| Problem statement |
Write the records out again, keeping each line exactly as it is.

╭─ The data

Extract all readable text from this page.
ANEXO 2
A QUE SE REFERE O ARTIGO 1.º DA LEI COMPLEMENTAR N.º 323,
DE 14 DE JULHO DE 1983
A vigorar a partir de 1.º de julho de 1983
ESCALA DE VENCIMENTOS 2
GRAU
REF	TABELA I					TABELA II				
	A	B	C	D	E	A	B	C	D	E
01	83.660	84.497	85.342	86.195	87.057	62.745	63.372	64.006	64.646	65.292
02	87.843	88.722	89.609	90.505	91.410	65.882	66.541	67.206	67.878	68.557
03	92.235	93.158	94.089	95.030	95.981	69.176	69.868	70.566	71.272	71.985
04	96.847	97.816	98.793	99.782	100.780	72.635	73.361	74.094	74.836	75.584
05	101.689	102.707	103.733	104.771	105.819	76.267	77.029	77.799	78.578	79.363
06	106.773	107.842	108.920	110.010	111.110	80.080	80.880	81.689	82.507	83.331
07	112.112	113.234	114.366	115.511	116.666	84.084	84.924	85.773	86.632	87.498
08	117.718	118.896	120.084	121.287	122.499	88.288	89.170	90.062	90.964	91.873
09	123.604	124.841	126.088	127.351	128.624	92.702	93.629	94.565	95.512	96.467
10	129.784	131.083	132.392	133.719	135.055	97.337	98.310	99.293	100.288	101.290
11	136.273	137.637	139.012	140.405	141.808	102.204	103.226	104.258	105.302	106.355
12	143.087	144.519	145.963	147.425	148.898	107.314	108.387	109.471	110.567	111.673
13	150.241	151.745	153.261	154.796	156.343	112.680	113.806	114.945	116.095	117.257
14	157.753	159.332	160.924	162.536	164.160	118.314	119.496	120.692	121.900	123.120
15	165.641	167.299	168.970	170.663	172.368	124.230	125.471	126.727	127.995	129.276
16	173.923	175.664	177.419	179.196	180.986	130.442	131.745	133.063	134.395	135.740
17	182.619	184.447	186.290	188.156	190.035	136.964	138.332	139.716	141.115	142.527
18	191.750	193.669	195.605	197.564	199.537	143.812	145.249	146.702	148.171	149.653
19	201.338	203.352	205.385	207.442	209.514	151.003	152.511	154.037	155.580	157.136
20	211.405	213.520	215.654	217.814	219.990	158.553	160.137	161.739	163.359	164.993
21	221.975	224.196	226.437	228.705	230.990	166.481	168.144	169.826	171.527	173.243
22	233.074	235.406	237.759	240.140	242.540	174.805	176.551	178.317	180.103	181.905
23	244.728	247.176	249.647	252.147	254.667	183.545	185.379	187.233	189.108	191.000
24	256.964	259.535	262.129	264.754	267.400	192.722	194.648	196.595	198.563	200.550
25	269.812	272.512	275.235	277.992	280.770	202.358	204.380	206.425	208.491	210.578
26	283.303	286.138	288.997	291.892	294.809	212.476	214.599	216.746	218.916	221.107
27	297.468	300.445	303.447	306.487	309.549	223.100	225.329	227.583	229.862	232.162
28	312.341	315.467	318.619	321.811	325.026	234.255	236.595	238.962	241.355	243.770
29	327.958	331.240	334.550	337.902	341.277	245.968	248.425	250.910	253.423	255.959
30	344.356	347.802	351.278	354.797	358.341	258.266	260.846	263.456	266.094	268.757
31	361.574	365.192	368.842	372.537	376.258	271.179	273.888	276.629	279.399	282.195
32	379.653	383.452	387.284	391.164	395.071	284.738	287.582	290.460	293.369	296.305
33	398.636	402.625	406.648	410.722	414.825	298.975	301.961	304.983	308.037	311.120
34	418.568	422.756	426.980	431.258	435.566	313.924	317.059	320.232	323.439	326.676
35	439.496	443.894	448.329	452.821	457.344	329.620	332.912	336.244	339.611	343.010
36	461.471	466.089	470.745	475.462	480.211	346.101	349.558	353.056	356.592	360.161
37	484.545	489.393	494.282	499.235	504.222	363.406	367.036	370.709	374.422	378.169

╰─

| Correct answer |
Extract all readable text from this page.
ANEXO 2
A QUE SE REFERE O ARTIGO 1.º DA LEI COMPLEMENTAR N.º 323,
DE 14 DE JULHO DE 1983
A vigorar a partir de 1.º de julho de 1983
ESCALA DE VENCIMENTOS 2
GRAU
REF	TABELA I					TABELA II				
	A	B	C	D	E	A	B	C	D	E
01	83.660	84.497	85.342	86.195	87.057	62.745	63.372	64.006	64.646	65.292
02	87.843	88.722	89.609	90.505	91.410	65.882	66.541	67.206	67.878	68.557
03	92.235	93.158	94.089	95.030	95.981	69.176	69.868	70.566	71.272	71.985
04	96.847	97.816	98.793	99.782	100.780	72.635	73.361	74.094	74.836	75.584
05	101.689	102.707	103.733	104.771	105.819	76.267	77.029	77.799	78.578	79.363
06	106.773	107.842	108.920	110.010	111.110	80.080	80.880	81.689	82.507	83.331
07	112.112	113.234	114.366	115.511	116.666	84.084	84.924	85.773	86.632	87.498
08	117.718	118.896	120.084	121.287	122.499	88.288	89.170	90.062	90.964	91.873
09	123.604	124.841	126.088	127.351	128.624	92.702	93.629	94.565	95.512	96.467
10	129.784	131.083	132.392	133.719	135.055	97.337	98.310	99.293	100.288	101.290
11	136.273	137.637	139.012	140.405	141.808	102.204	103.226	104.258	105.302	106.355
12	143.087	144.519	145.963	147.425	148.898	107.314	108.387	109.471	110.567	111.673
13	150.241	151.745	153.261	154.796	156.343	112.680	113.806	114.945	116.095	117.257
14	157.753	159.332	160.924	162.536	164.160	118.314	119.496	120.692	121.900	123.120
15	165.641	167.299	168.970	170.663	172.368	124.230	125.471	126.727	127.995	129.276
16	173.923	175.664	177.419	179.196	180.986	130.442	131.745	133.063	134.395	135.740
17	182.619	184.447	186.290	188.156	190.035	136.964	138.332	139.716	141.115	142.527
18	191.750	193.669	195.605	197.564	199.537	143.812	145.249	146.702	148.171	149.653
19	201.338	203.352	205.385	207.442	209.514	151.003	152.511	154.037	155.580	157.136
20	211.405	213.520	215.654	217.814	219.990	158.553	160.137	161.739	163.359	164.993
21	221.975	224.196	226.437	228.705	230.990	166.481	168.144	169.826	171.527	173.243
22	233.074	235.406	237.759	240.140	242.540	174.805	176.551	178.317	180.103	181.905
23	244.728	247.176	249.647	252.147	254.667	183.545	185.379	187.233	189.108	191.000
24	256.964	259.535	262.129	264.754	267.400	192.722	194.648	196.595	198.563	200.550
25	269.812	272.512	275.235	277.992	280.770	202.358	204.380	206.425	208.491	210.578
26	283.303	286.138	288.997	291.892	294.809	212.476	214.599	216.746	218.916	221.107
27	297.468	300.445	303.447	306.487	309.549	223.100	225.329	227.583	229.862	232.162
28	312.341	315.467	318.619	321.811	325.026	234.255	236.595	238.962	241.355	243.770
29	327.958	331.240	334.550	337.902	341.277	245.968	248.425	250.910	253.423	255.959
30	344.356	347.802	351.278	354.797	358.341	258.266	260.846	263.456	266.094	268.757
31	361.574	365.192	368.842	372.537	376.258	271.179	273.888	276.629	279.399	282.195
32	379.653	383.452	387.284	391.164	395.071	284.738	287.582	290.460	293.369	296.305
33	398.636	402.625	406.648	410.722	414.825	298.975	301.961	304.983	308.037	311.120
34	418.568	422.756	426.980	431.258	435.566	313.924	317.059	320.232	323.439	326.676
35	439.496	443.894	448.329	452.821	457.344	329.620	332.912	336.244	339.611	343.010
36	461.471	466.089	470.745	475.462	480.211	346.101	349.558	353.056	356.592	360.161
37	484.545	489.393	494.282	499.235	504.222	363.406	367.036	370.709	374.422	378.169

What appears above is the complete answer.